(A run of records)
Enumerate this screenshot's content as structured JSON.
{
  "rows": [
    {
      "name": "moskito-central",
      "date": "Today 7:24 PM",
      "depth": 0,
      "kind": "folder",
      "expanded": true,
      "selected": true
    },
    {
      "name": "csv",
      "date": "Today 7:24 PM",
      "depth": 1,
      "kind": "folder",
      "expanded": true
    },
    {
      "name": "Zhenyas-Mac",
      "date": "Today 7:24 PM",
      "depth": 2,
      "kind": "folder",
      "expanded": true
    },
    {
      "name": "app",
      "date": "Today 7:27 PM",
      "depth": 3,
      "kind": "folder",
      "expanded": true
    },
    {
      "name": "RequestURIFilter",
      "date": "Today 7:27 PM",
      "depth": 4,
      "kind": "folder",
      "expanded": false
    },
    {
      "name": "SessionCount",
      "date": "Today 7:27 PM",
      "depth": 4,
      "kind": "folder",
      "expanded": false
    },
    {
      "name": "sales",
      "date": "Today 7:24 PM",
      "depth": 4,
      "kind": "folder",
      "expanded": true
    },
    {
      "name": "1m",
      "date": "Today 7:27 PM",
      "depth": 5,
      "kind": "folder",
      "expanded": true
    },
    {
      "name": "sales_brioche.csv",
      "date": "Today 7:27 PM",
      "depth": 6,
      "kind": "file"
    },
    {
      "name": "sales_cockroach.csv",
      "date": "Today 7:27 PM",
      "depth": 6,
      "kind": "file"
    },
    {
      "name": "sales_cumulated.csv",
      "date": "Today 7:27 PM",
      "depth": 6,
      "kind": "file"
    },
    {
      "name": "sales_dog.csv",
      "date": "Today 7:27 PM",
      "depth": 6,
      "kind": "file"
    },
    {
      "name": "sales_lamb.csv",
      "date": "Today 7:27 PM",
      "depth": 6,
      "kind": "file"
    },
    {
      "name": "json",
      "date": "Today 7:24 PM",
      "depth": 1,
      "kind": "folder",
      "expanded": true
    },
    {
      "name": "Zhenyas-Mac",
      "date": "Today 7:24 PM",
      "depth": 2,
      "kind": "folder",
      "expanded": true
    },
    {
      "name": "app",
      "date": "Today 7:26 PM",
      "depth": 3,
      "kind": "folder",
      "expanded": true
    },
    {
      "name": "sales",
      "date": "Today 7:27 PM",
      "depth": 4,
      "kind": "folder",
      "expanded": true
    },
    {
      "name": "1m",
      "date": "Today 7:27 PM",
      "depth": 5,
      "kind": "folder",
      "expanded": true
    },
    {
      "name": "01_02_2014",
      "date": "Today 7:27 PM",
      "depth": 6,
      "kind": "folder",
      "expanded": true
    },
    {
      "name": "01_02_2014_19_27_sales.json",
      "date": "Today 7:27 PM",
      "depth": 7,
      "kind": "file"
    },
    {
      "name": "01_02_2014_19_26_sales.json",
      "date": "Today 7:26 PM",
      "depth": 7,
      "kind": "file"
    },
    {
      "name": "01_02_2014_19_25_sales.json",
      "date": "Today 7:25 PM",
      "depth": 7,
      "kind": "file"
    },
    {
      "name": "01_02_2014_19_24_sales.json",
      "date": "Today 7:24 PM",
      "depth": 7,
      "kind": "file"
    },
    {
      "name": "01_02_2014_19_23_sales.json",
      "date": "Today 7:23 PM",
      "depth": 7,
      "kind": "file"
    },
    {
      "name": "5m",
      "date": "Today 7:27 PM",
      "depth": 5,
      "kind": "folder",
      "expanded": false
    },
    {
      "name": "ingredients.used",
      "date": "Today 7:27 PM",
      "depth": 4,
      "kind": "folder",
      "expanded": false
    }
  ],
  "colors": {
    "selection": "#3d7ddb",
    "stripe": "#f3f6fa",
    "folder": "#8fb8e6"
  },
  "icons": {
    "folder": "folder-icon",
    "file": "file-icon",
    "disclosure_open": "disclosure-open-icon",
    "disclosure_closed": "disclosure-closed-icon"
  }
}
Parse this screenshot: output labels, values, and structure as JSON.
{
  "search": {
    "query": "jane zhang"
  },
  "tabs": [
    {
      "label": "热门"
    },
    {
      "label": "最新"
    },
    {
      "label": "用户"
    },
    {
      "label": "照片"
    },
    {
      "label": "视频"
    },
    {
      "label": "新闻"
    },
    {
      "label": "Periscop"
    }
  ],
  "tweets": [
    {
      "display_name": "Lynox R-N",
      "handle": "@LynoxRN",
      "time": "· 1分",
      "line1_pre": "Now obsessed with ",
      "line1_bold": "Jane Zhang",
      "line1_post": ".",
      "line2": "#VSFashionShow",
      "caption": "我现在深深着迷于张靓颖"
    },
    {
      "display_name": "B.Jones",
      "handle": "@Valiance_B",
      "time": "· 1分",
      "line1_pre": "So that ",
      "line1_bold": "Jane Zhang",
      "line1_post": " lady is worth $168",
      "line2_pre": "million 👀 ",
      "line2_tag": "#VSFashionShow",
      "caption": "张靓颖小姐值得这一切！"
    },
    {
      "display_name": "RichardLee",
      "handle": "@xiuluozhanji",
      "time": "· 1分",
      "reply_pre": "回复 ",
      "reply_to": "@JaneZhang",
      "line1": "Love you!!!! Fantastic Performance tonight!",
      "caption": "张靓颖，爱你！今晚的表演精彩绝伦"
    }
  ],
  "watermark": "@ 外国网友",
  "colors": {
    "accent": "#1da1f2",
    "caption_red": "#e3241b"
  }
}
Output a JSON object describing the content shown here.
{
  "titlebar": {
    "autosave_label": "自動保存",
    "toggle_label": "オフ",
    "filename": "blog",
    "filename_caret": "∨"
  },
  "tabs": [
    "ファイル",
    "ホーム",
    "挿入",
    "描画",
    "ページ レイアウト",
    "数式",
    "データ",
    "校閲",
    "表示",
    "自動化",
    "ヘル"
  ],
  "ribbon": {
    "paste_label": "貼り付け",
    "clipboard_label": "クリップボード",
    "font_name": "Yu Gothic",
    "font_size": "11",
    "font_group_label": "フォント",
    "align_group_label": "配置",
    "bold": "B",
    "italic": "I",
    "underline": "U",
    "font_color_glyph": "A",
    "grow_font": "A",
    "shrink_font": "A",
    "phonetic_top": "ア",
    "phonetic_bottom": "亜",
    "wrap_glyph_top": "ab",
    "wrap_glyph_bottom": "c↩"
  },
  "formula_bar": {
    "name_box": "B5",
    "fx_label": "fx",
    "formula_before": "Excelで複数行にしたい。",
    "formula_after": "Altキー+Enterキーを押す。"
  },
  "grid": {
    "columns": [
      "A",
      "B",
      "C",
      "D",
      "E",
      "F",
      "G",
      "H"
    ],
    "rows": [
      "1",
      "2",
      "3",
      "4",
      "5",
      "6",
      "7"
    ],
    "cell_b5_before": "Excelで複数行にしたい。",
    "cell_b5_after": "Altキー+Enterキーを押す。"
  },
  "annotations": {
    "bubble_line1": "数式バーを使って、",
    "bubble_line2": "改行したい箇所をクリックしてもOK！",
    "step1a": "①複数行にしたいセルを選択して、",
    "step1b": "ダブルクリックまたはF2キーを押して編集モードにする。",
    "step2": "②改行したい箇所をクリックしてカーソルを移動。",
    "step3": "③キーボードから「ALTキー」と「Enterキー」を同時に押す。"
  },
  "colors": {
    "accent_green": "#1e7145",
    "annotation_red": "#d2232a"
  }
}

- To be done -
Extract, unchanged, the closing run of lines that opens with the line containing "Output a JSON" and ends with the last line.

- Written answer -
Output a JSON object describing the content shown here.
{
  "titlebar": {
    "autosave_label": "自動保存",
    "toggle_label": "オフ",
    "filename": "blog",
    "filename_caret": "∨"
  },
  "tabs": [
    "ファイル",
    "ホーム",
    "挿入",
    "描画",
    "ページ レイアウト",
    "数式",
    "データ",
    "校閲",
    "表示",
    "自動化",
    "ヘル"
  ],
  "ribbon": {
    "paste_label": "貼り付け",
    "clipboard_label": "クリップボード",
    "font_name": "Yu Gothic",
    "font_size": "11",
    "font_group_label": "フォント",
    "align_group_label": "配置",
    "bold": "B",
    "italic": "I",
    "underline": "U",
    "font_color_glyph": "A",
    "grow_font": "A",
    "shrink_font": "A",
    "phonetic_top": "ア",
    "phonetic_bottom": "亜",
    "wrap_glyph_top": "ab",
    "wrap_glyph_bottom": "c↩"
  },
  "formula_bar": {
    "name_box": "B5",
    "fx_label": "fx",
    "formula_before": "Excelで複数行にしたい。",
    "formula_after": "Altキー+Enterキーを押す。"
  },
  "grid": {
    "columns": [
      "A",
      "B",
      "C",
      "D",
      "E",
      "F",
      "G",
      "H"
    ],
    "rows": [
      "1",
      "2",
      "3",
      "4",
      "5",
      "6",
      "7"
    ],
    "cell_b5_before": "Excelで複数行にしたい。",
    "cell_b5_after": "Altキー+Enterキーを押す。"
  },
  "annotations": {
    "bubble_line1": "数式バーを使って、",
    "bubble_line2": "改行したい箇所をクリックしてもOK！",
    "step1a": "①複数行にしたいセルを選択して、",
    "step1b": "ダブルクリックまたはF2キーを押して編集モードにする。",
    "step2": "②改行したい箇所をクリックしてカーソルを移動。",
    "step3": "③キーボードから「ALTキー」と「Enterキー」を同時に押す。"
  },
  "colors": {
    "accent_green": "#1e7145",
    "annotation_red": "#d2232a"
  }
}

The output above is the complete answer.